# DIRECTIONS:
All the data should be repeated exactly. Any image in it is left out.

(Data excerpts)
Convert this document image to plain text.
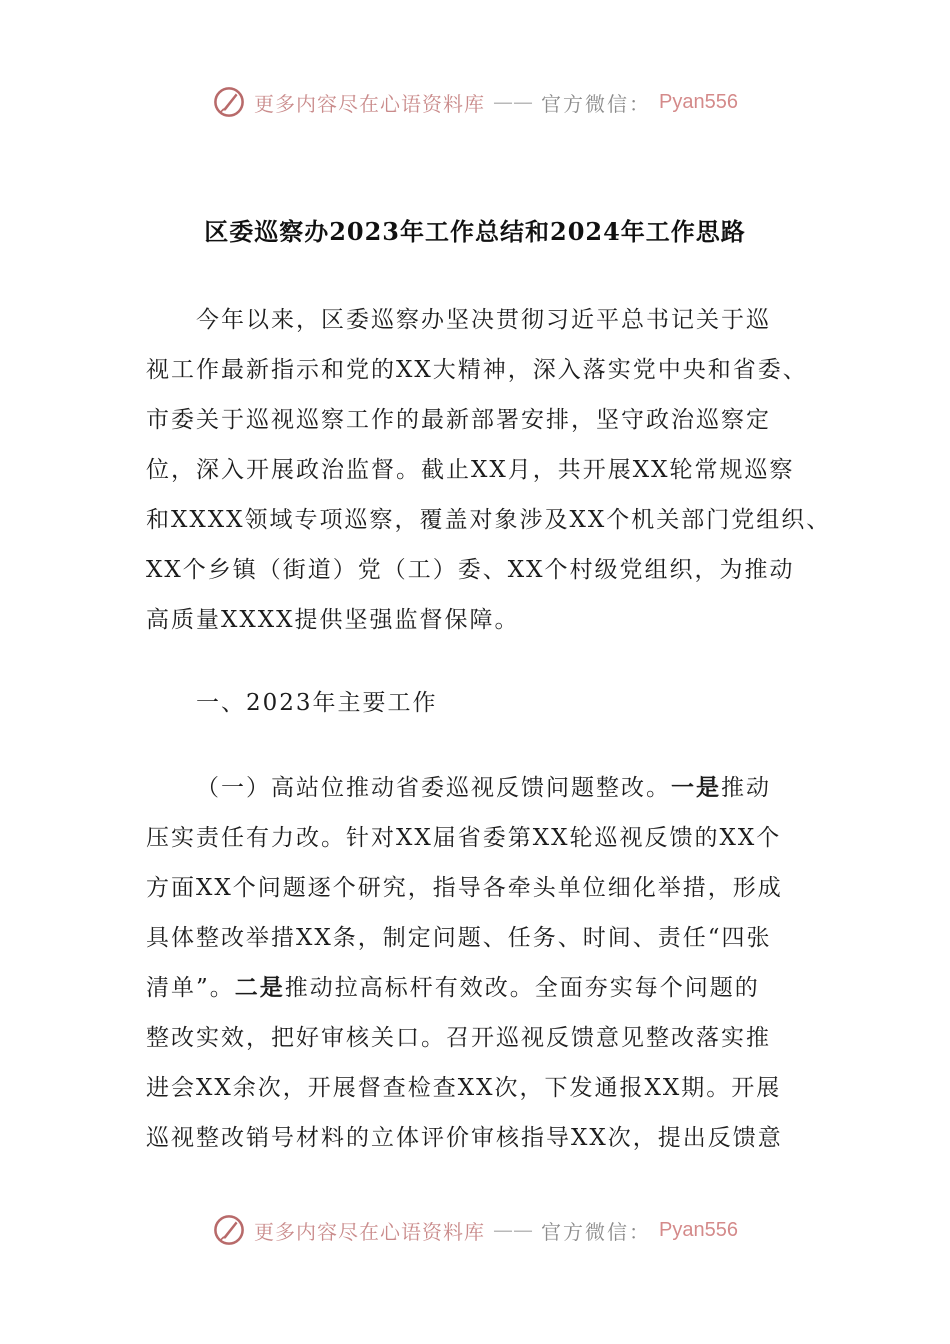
更多内容尽在心语资料库 —— 官方微信： Pyan556
区委巡察办2023年工作总结和2024年工作思路
今年以来，区委巡察办坚决贯彻习近平总书记关于巡
视工作最新指示和党的XX大精神，深入落实党中央和省委、
市委关于巡视巡察工作的最新部署安排，坚守政治巡察定
位，深入开展政治监督。截止XX月，共开展XX轮常规巡察
和XXXX领域专项巡察，覆盖对象涉及XX个机关部门党组织、
XX个乡镇（街道）党（工）委、XX个村级党组织，为推动
高质量XXXX提供坚强监督保障。
一、2023年主要工作
（一）高站位推动省委巡视反馈问题整改。一是推动
压实责任有力改。针对XX届省委第XX轮巡视反馈的XX个
方面XX个问题逐个研究，指导各牵头单位细化举措，形成
具体整改举措XX条，制定问题、任务、时间、责任“四张
清单”。二是推动拉高标杆有效改。全面夯实每个问题的
整改实效，把好审核关口。召开巡视反馈意见整改落实推
进会XX余次，开展督查检查XX次，下发通报XX期。开展
巡视整改销号材料的立体评价审核指导XX次，提出反馈意
更多内容尽在心语资料库 —— 官方微信： Pyan556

# ANSWER TO THE PROBLEM:
Convert this document image to plain text.
更多内容尽在心语资料库 —— 官方微信： Pyan556
区委巡察办2023年工作总结和2024年工作思路
今年以来，区委巡察办坚决贯彻习近平总书记关于巡
视工作最新指示和党的XX大精神，深入落实党中央和省委、
市委关于巡视巡察工作的最新部署安排，坚守政治巡察定
位，深入开展政治监督。截止XX月，共开展XX轮常规巡察
和XXXX领域专项巡察，覆盖对象涉及XX个机关部门党组织、
XX个乡镇（街道）党（工）委、XX个村级党组织，为推动
高质量XXXX提供坚强监督保障。
一、2023年主要工作
（一）高站位推动省委巡视反馈问题整改。一是推动
压实责任有力改。针对XX届省委第XX轮巡视反馈的XX个
方面XX个问题逐个研究，指导各牵头单位细化举措，形成
具体整改举措XX条，制定问题、任务、时间、责任“四张
清单”。二是推动拉高标杆有效改。全面夯实每个问题的
整改实效，把好审核关口。召开巡视反馈意见整改落实推
进会XX余次，开展督查检查XX次，下发通报XX期。开展
巡视整改销号材料的立体评价审核指导XX次，提出反馈意
更多内容尽在心语资料库 —— 官方微信： Pyan556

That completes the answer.